§ Reading passage:
━━━━━━━━━━━━━━━━━━━━━━━━━━━━━━
In the forming of the pot, it is the pushing from within that shapes the pot’s exterior. So too in our existence do our inner doubts and dreams shape the lives we live.
-Chris Staley, The Hegemonic Eye
During the thirty minutes I have for lunch, I am up to my elbows in the reclaim bucket, slopping out clay onto plaster slabs. Plaster pulls water out of the slop, and by this time tomorrow the clay will be plastic again and ready to pug. The work is messy and exhausting. Inevitably, while my hands are mummified in clay, a student working independently in the studio asks for my help. I clean my hands only to get them dirty again at his wheel, guiding him through the curve of a wall or the depth of a foot.
Then it’s back to the slop.
The messy process that claims my lunch period is one of the most magical parts of my subject matter. My students and I can make and fail over and over again, without consequence. Accumulative attempts in process lead to students’ grasp of technique and standards for the product increasing. If the pot flops or breaks in the wet, leather, or greenware stages, we recycle it using the messy process of reclaim, and it can be turned into another piece – or another attempt.
Sometimes students even help with the process, although during a semester-long class I wonder how much time I should dedicate to the efforts of reclaim and studio maintenance. Process takes time, hands-on learning takes time, technical knowledge takes time, philosophy and rationale takes time, and there just is not enough time for it all. So I have to prioritize my students’ time, which leads me to spending lunch periods in slop. Maybe I will figure out how to do this more efficiently meaningfully someday.
By contrast, once a piece is fired, the consequences are huge. The fired ceramic object will be in the world for six thousand years or so. Even if they shatter or erode, my students’ fired pots could be pieced back together to tell a story about our classes in a few centuries. I love to catch my students’ reactions to this realization when it starts to sink in. It usually coincides with some realization that their technique is improving. A student will look back at the first few pots he finished and fired, and compare them to his most recent work. He will pick up the first piece gingerly, wrinkling his nose, “What am I supposed to do with this?” I smile and suggest he ask around in a few thousand years.
Sometimes when I really stop to think about this, or when a critical potter friend reminds me, this concept of permanence is enough to almost make me freeze up and stop my own making. “There are already enough pots in the word,” he says. Occasionally he will throw in the adjective ‘bad’ before ‘pots’ if what I create when we throw together deserves it. I think his intentions are to challenge me to make better work, and I think he believes that I can do it. So that’s hopeful. I wonder about the implications of his words for someone who teaches an introductory Ceramics class. I clearly never overthink anything he says, and a reader should take that statement with the sarcasm intended. I sometimes smash boards full of my greenware. No matter the intentions behind his words, they represent a complex challenge.
━━━━━━━━━━━━━━━━━━━━━━━━━━━━━━
§ Jobs:
A. Check each statement against the ceramics essay above and say whether it agrees, answering yes or no and quoting the exact words of the essay that decide it.
(i) Plaster draws water out of the slop.
(ii) The author has a full hour for lunch.
(iii) A fired ceramic object lasts around six hundred years.
B. Copy the ceramics essay above word for word, from "-Chris Staley, The" to "to the slop.".
C. In the ceramics essay above, what does the author suggest when a student picks up his first fired pot and asks what he is supposed to do with it?

§ Data section:
━━━━━━━━━━━━━━━━━━━━━━━━━━━━━━
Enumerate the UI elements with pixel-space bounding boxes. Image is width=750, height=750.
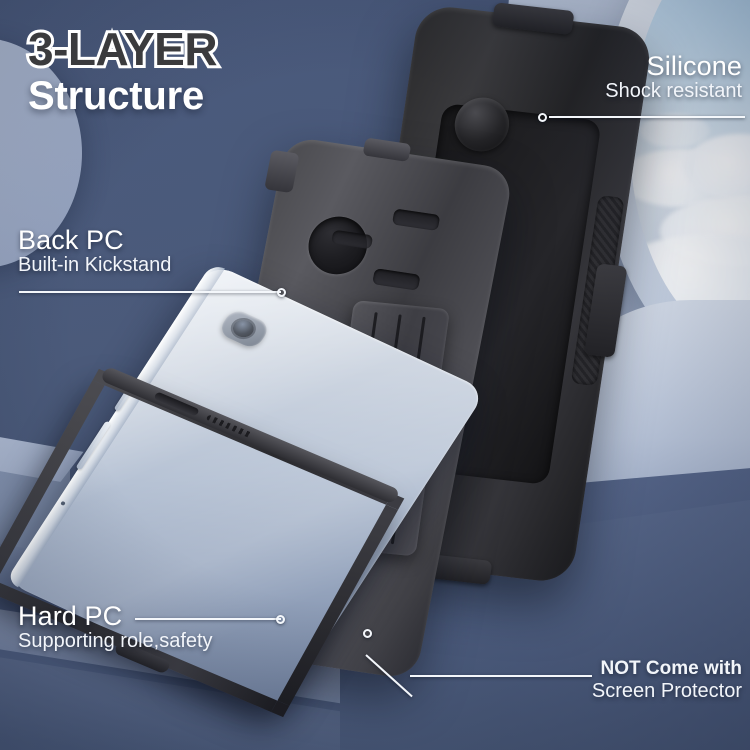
━━━━━━━━━━━━━━━━━━━━━━━━━━━━━━
§ Response list:
A.
(i) Yes: "Plaster pulls water out of the slop"
(ii) No: "During the thirty minutes I have for lunch"
(iii) No: "The fired ceramic object will be in the world for six thousand years or so."

B.
-Chris Staley, The Hegemonic Eye
During the thirty minutes I have for lunch, I am up to my elbows in the reclaim bucket, slopping out clay onto plaster slabs. Plaster pulls water out of the slop, and by this time tomorrow the clay will be plastic again and ready to pug. The work is messy and exhausting. Inevitably, while my hands are mummified in clay, a student working independently in the studio asks for my help. I clean my hands only to get them dirty again at his wheel, guiding him through the curve of a wall or the depth of a foot.
Then it’s back to the slop.

C. The author smiles and suggests he ask around in a few thousand years.